- [Passage given]:
Article ID Journal Published Year Pages File Type
4526107 Advances in Water Resources 2011 16 Pages PDF
Abstract

In this work, the influence of non-equilibrium effects on solute transport in a weakly heterogeneous medium is discussed. Three macro-scale models (upscaled via the volume averaging technique) are investigated: (i) the two-equation non-equilibrium model, (ii) the one-equation asymptotic model and (iii) the one-equation local equilibrium model. The relevance of each of these models to the experimental system conditions (duration of the pulse injection, dispersivity values…) is analyzed. The numerical results predicted by these macroscale models are compared directly with the experimental data (breakthrough curves). Our results suggest that the preasymptotic zone (for which a non-Fickian model is required) increases as the solute input pulse time decreases. Beyond this limit, the asymptotic regime is recovered. A comparison with the results issued from the stochastic theory for this regime is performed. Results predicted by both approaches (volume averaging method and stochastic analysis) are found to be consistent.

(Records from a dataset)
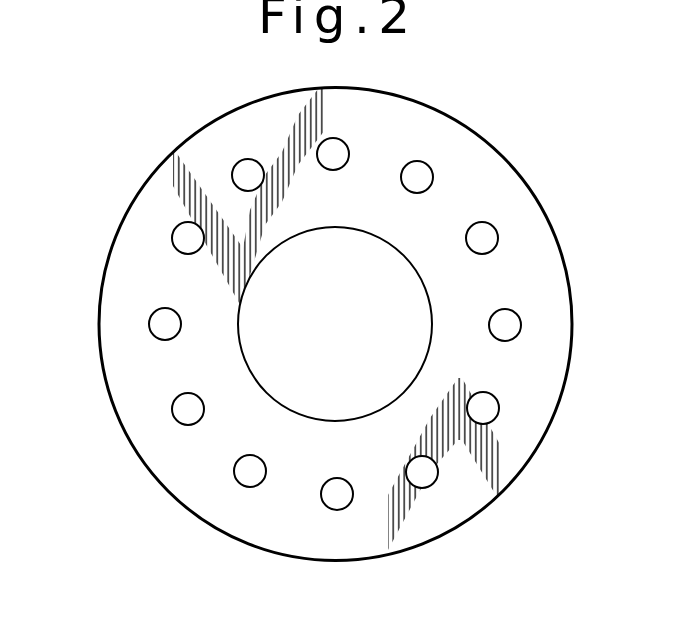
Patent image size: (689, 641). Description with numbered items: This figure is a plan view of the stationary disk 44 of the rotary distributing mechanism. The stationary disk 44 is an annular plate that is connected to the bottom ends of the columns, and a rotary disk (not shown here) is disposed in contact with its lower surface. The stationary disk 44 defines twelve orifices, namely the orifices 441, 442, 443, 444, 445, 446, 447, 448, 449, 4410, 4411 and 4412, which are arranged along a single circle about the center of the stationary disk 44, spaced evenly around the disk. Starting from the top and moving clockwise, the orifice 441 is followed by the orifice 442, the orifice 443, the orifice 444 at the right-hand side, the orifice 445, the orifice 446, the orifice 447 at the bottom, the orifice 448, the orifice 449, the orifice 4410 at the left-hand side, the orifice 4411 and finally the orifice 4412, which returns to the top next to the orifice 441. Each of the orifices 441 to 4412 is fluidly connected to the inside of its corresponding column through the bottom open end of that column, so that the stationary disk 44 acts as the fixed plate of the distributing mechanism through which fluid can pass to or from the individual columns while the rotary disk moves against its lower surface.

The stationary disk 44 is at (422, 126).
The orifice 441 is at (345, 150).
The orifice 442 is at (431, 177).
The orifice 443 is at (494, 236).
The orifice 444 is at (520, 323).
The orifice 445 is at (500, 416).
The orifice 446 is at (427, 488).
The orifice 447 is at (335, 512).
The orifice 448 is at (253, 487).
The orifice 449 is at (185, 423).
The orifice 4410 is at (148, 324).
The orifice 4411 is at (171, 239).
The orifice 4412 is at (235, 172).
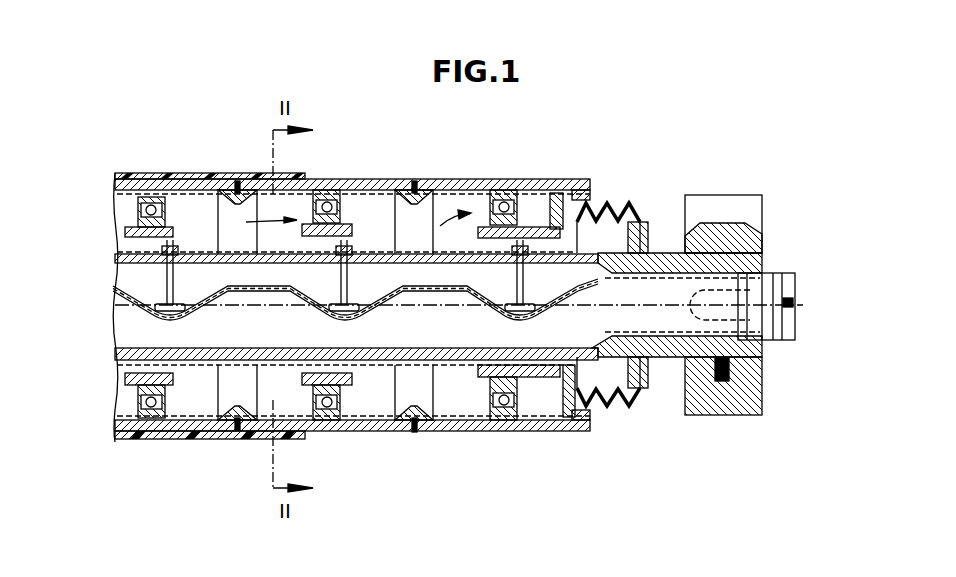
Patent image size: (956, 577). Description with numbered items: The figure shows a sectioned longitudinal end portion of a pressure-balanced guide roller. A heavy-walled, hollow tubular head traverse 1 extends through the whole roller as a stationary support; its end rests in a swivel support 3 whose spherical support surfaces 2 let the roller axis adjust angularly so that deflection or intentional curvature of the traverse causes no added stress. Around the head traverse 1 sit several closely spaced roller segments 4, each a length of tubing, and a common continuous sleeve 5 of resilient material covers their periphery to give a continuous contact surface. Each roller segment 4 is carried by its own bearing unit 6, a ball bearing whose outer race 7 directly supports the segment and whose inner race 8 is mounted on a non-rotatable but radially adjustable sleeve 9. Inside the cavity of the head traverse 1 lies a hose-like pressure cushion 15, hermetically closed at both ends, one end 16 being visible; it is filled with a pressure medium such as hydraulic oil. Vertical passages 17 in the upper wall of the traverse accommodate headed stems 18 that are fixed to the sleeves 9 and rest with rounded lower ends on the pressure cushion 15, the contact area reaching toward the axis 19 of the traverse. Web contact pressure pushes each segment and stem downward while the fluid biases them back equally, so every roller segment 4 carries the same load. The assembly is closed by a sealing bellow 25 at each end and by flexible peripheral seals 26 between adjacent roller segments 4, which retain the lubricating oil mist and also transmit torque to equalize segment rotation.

The head traverse 1 is at (658, 252).
The spherical support surfaces 2 is at (762, 226).
The swivel support 3 is at (748, 208).
The roller segment 4 is at (183, 178).
The sleeve 5 is at (228, 176).
The bearing unit 6 is at (349, 223).
The outer race 7 is at (328, 180).
The inner race 8 is at (372, 178).
The sleeve 9 is at (353, 232).
The pressure cushion 15 is at (383, 300).
The end 16 is at (772, 283).
The vertical passages 17 is at (178, 258).
The headed stem 18 is at (165, 278).
The axis 19 is at (411, 306).
The sealing bellow 25 is at (615, 405).
The peripheral seals 26 is at (431, 178).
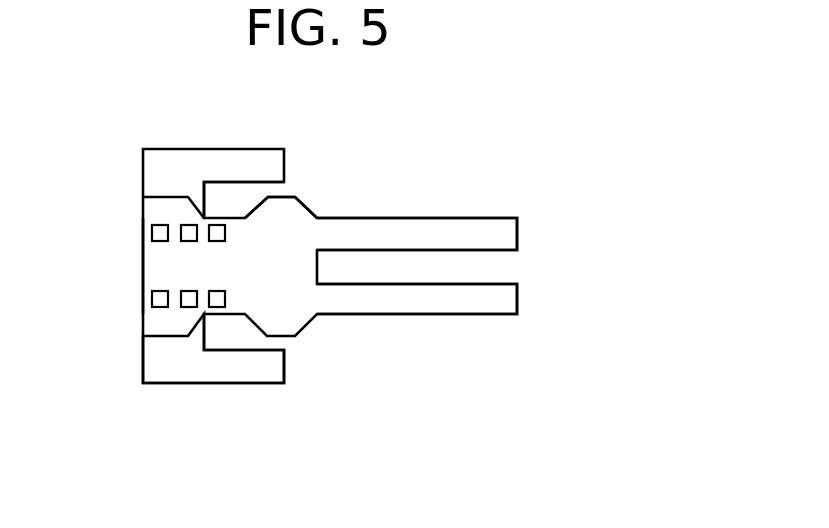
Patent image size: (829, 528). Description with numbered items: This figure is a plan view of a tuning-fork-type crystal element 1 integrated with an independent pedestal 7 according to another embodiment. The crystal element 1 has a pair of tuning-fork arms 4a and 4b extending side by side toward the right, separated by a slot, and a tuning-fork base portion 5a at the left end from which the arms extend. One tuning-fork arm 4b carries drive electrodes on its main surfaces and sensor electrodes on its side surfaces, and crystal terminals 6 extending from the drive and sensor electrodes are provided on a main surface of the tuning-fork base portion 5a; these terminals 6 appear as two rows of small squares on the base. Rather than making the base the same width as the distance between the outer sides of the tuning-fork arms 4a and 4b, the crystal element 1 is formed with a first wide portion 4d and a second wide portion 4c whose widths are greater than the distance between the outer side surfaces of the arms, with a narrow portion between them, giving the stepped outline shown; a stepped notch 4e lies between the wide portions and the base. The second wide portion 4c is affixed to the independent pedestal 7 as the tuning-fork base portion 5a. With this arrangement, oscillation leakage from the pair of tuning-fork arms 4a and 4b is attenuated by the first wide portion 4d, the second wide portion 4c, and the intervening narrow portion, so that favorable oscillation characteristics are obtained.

The tuning-fork-type crystal element 1 is at (315, 255).
The tuning-fork arm 4a is at (500, 297).
The tuning-fork arm 4b is at (500, 233).
The second wide portion 4c is at (167, 210).
The first wide portion 4d is at (285, 210).
The stepped notch 4e is at (227, 212).
The tuning-fork base portion 5a is at (170, 265).
The crystal terminals 6 is at (155, 232).
The independent pedestal 7 is at (166, 353).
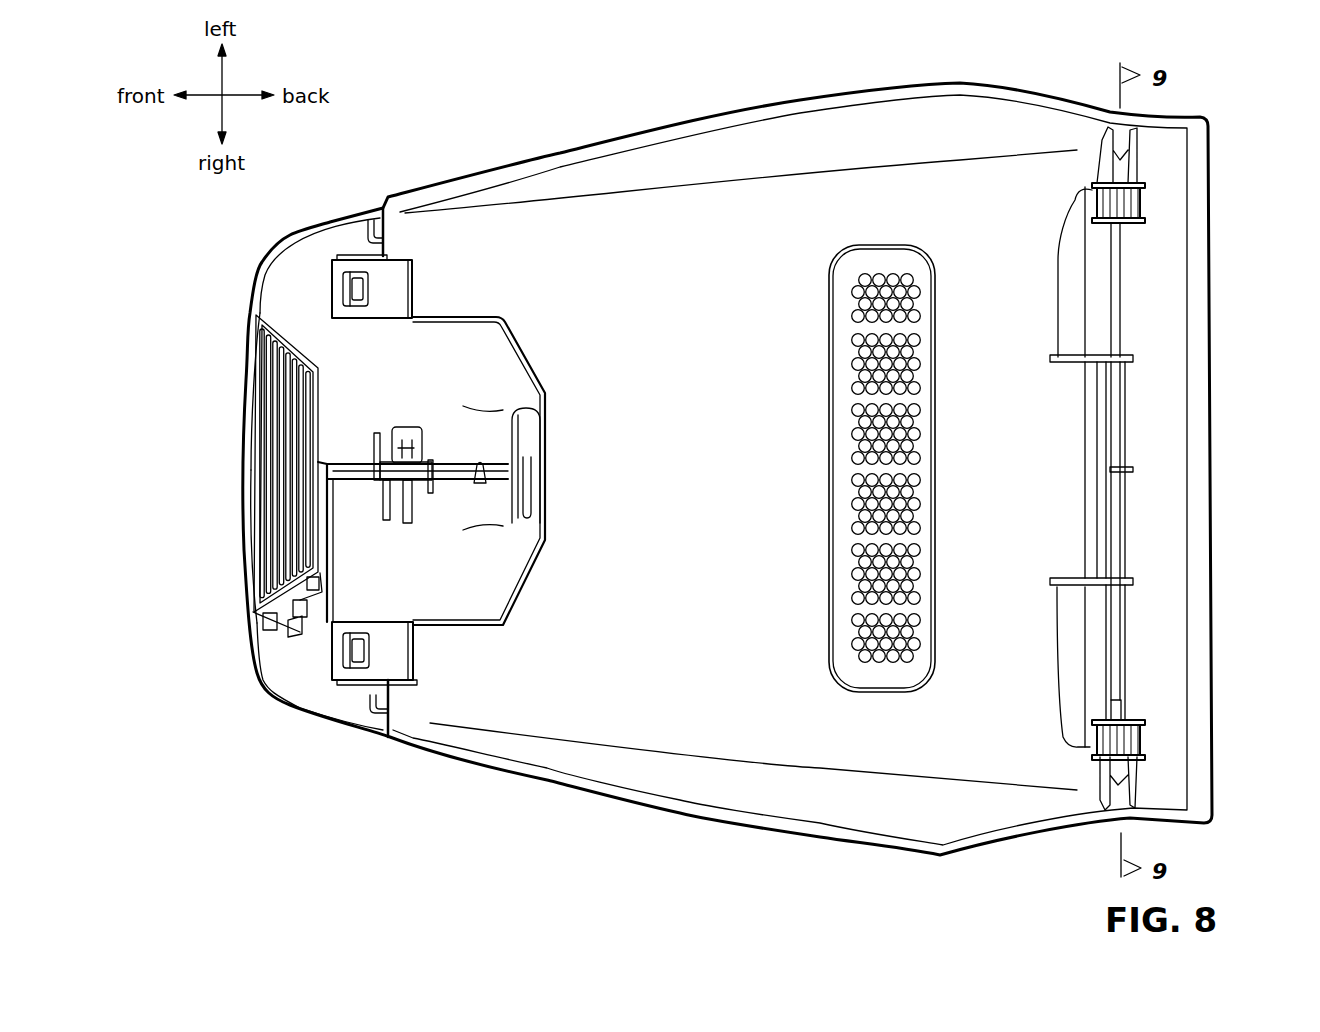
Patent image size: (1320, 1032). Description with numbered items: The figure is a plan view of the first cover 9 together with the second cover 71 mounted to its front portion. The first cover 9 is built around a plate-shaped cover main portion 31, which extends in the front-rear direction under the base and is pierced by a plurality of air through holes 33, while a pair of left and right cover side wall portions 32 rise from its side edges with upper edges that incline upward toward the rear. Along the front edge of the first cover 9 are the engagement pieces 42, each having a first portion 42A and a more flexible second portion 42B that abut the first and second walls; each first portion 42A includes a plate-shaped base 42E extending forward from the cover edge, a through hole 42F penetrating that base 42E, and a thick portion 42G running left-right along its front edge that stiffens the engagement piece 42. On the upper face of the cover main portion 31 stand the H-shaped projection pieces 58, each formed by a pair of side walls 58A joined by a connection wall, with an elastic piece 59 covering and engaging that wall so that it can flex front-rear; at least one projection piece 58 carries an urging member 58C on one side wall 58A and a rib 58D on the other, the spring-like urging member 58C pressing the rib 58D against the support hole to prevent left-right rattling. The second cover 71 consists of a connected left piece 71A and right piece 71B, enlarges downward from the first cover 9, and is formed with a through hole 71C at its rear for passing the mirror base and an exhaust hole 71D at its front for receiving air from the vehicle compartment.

The first cover 9 is at (692, 122).
The cover main portion 31 is at (640, 210).
The cover side wall portions 32 is at (766, 140).
The air through holes 33 is at (855, 523).
The engagement pieces 42 is at (329, 432).
The first portion 42A is at (383, 316).
The second portion 42B is at (332, 313).
The base 42E is at (403, 288).
The through hole 42F is at (358, 633).
The thick portion 42G is at (338, 290).
The projection pieces 58 is at (1132, 468).
The side walls 58A is at (1090, 745).
The urging member 58C is at (1143, 717).
The rib 58D is at (1117, 765).
The elastic piece 59 is at (1137, 227).
The second cover 71 is at (260, 685).
The left piece 71A is at (305, 683).
The right piece 71B is at (288, 263).
The through hole 71C is at (517, 432).
The exhaust hole 71D is at (262, 457).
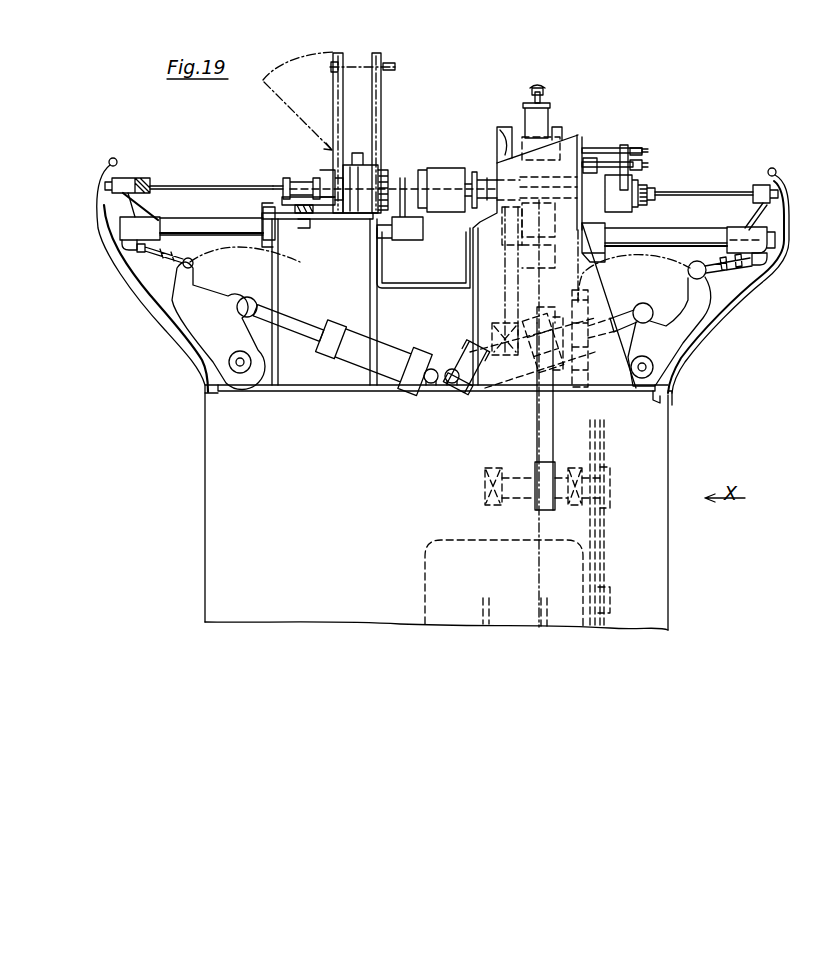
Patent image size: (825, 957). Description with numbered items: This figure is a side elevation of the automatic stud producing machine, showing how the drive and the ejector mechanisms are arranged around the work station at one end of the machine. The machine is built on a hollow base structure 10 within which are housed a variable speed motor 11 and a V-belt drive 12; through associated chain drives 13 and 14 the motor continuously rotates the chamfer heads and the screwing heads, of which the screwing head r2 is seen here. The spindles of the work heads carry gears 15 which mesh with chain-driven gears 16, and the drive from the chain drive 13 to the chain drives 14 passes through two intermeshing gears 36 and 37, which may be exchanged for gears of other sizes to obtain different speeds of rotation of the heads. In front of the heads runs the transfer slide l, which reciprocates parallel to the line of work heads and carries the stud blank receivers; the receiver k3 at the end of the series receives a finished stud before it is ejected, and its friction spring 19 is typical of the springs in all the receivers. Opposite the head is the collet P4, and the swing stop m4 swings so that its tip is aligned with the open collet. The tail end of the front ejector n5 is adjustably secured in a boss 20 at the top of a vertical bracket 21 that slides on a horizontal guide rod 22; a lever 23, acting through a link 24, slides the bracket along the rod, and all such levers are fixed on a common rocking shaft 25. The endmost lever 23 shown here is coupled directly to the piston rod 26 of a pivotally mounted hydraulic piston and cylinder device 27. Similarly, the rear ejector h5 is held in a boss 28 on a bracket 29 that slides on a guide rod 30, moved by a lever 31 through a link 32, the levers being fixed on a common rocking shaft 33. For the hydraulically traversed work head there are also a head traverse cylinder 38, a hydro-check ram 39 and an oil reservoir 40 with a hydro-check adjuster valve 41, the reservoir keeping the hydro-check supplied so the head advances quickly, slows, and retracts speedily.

The hollow base structure 10 is at (212, 518).
The variable speed motor 11 is at (428, 563).
The V-belt drive 12 is at (596, 573).
The chain drive 13 is at (538, 405).
The chain drive 14 is at (512, 305).
The gear 15 is at (546, 207).
The chain-driven gear 16 is at (551, 247).
The friction spring 19 is at (293, 178).
The boss 20 is at (123, 183).
The bracket 21 is at (140, 215).
The guide rod 22 is at (243, 216).
The lever 23 is at (186, 313).
The link 24 is at (180, 265).
The rocking shaft 25 is at (232, 364).
The piston rod 26 is at (298, 330).
The piston and cylinder device 27 is at (355, 388).
The boss 28 is at (765, 188).
The bracket 29 is at (755, 212).
The guide rod 30 is at (676, 234).
The lever 31 is at (700, 313).
The link 32 is at (729, 258).
The rocking shaft 33 is at (652, 367).
The gear 36 is at (586, 372).
The gear 37 is at (600, 287).
The head traverse cylinder 38 is at (511, 143).
The hydro-check ram 39 is at (595, 163).
The oil reservoir 40 is at (548, 118).
The hydro-check adjuster valve 41 is at (546, 94).
The receiver k3 is at (313, 177).
The collet P4 is at (378, 168).
The screwing head r2 is at (442, 190).
The swing stop m4 is at (407, 218).
The front ejector n5 is at (227, 187).
The rear ejector h5 is at (686, 192).
The transfer slide l is at (306, 219).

- [Instruction A]:
Answer these questions about the solute transport abstract, one per line:
(i) In which journal was the article published?
(ii) How many macro-scale models does the work investigate?
(iii) What happens to the preasymptotic zone as the solute input pulse time decreases?
- [Instruction B]: In the records, retype the lines starting at the one containing "Patent image size: (1320, 1032)." and ending at the one containing "The elastic piece 59 is at (1137, 227).".
The text and the records were taken from separate sources.

- [Response A]:
(i) Advances in Water Resources
(ii) Three
(iii) It increases.

- [Response B]:
Patent image size: (1320, 1032). Description with numbered items: The figure is a plan view of the first cover 9 together with the second cover 71 mounted to its front portion. The first cover 9 is built around a plate-shaped cover main portion 31, which extends in the front-rear direction under the base and is pierced by a plurality of air through holes 33, while a pair of left and right cover side wall portions 32 rise from its side edges with upper edges that incline upward toward the rear. Along the front edge of the first cover 9 are the engagement pieces 42, each having a first portion 42A and a more flexible second portion 42B that abut the first and second walls; each first portion 42A includes a plate-shaped base 42E extending forward from the cover edge, a through hole 42F penetrating that base 42E, and a thick portion 42G running left-right along its front edge that stiffens the engagement piece 42. On the upper face of the cover main portion 31 stand the H-shaped projection pieces 58, each formed by a pair of side walls 58A joined by a connection wall, with an elastic piece 59 covering and engaging that wall so that it can flex front-rear; at least one projection piece 58 carries an urging member 58C on one side wall 58A and a rib 58D on the other, the spring-like urging member 58C pressing the rib 58D against the support hole to prevent left-right rattling. The second cover 71 consists of a connected left piece 71A and right piece 71B, enlarges downward from the first cover 9, and is formed with a through hole 71C at its rear for passing the mirror base and an exhaust hole 71D at its front for receiving air from the vehicle compartment.

The first cover 9 is at (692, 122).
The cover main portion 31 is at (640, 210).
The cover side wall portions 32 is at (766, 140).
The air through holes 33 is at (855, 523).
The engagement pieces 42 is at (329, 432).
The first portion 42A is at (383, 316).
The second portion 42B is at (332, 313).
The base 42E is at (403, 288).
The through hole 42F is at (358, 633).
The thick portion 42G is at (338, 290).
The projection pieces 58 is at (1132, 468).
The side walls 58A is at (1090, 745).
The urging member 58C is at (1143, 717).
The rib 58D is at (1117, 765).
The elastic piece 59 is at (1137, 227).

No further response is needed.